Records provided
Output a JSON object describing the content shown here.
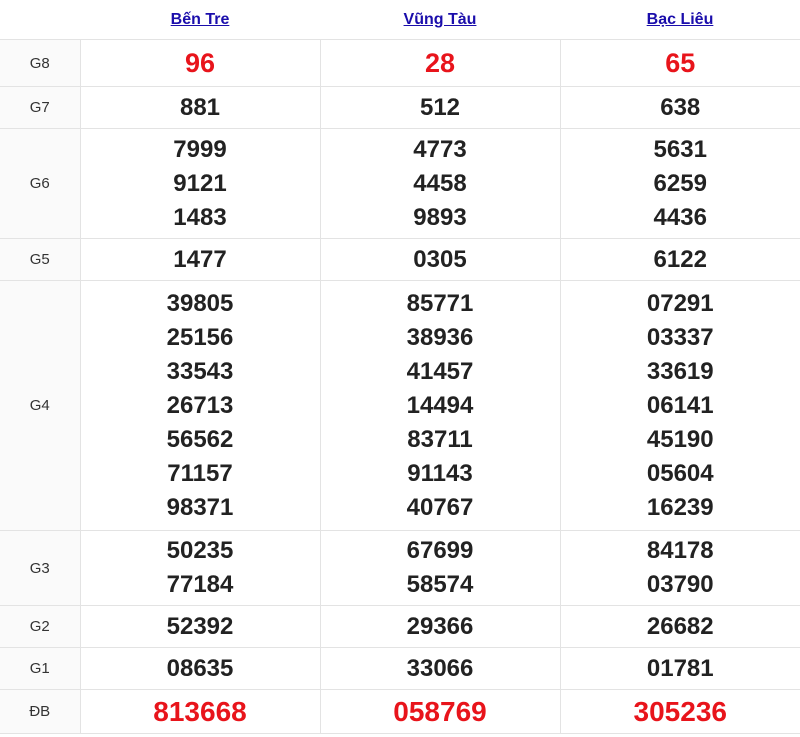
{
  "provinces": [
    "Bến Tre",
    "Vũng Tàu",
    "Bạc Liêu"
  ],
  "colors": {
    "special": "#e8141b",
    "normal": "#222222",
    "link": "#1a0dab"
  },
  "rows": [
    {
      "label": "G8",
      "values": [
        [
          "96"
        ],
        [
          "28"
        ],
        [
          "65"
        ]
      ]
    },
    {
      "label": "G7",
      "values": [
        [
          "881"
        ],
        [
          "512"
        ],
        [
          "638"
        ]
      ]
    },
    {
      "label": "G6",
      "values": [
        [
          "7999",
          "9121",
          "1483"
        ],
        [
          "4773",
          "4458",
          "9893"
        ],
        [
          "5631",
          "6259",
          "4436"
        ]
      ]
    },
    {
      "label": "G5",
      "values": [
        [
          "1477"
        ],
        [
          "0305"
        ],
        [
          "6122"
        ]
      ]
    },
    {
      "label": "G4",
      "values": [
        [
          "39805",
          "25156",
          "33543",
          "26713",
          "56562",
          "71157",
          "98371"
        ],
        [
          "85771",
          "38936",
          "41457",
          "14494",
          "83711",
          "91143",
          "40767"
        ],
        [
          "07291",
          "03337",
          "33619",
          "06141",
          "45190",
          "05604",
          "16239"
        ]
      ]
    },
    {
      "label": "G3",
      "values": [
        [
          "50235",
          "77184"
        ],
        [
          "67699",
          "58574"
        ],
        [
          "84178",
          "03790"
        ]
      ]
    },
    {
      "label": "G2",
      "values": [
        [
          "52392"
        ],
        [
          "29366"
        ],
        [
          "26682"
        ]
      ]
    },
    {
      "label": "G1",
      "values": [
        [
          "08635"
        ],
        [
          "33066"
        ],
        [
          "01781"
        ]
      ]
    },
    {
      "label": "ĐB",
      "values": [
        [
          "813668"
        ],
        [
          "058769"
        ],
        [
          "305236"
        ]
      ]
    }
  ]
}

Given request
Isolate each line of the listing above that includes "label". Copy it.

Final result
      "label": "G8",
      "label": "G7",
      "label": "G6",
      "label": "G5",
      "label": "G4",
      "label": "G3",
      "label": "G2",
      "label": "G1",
      "label": "ĐB",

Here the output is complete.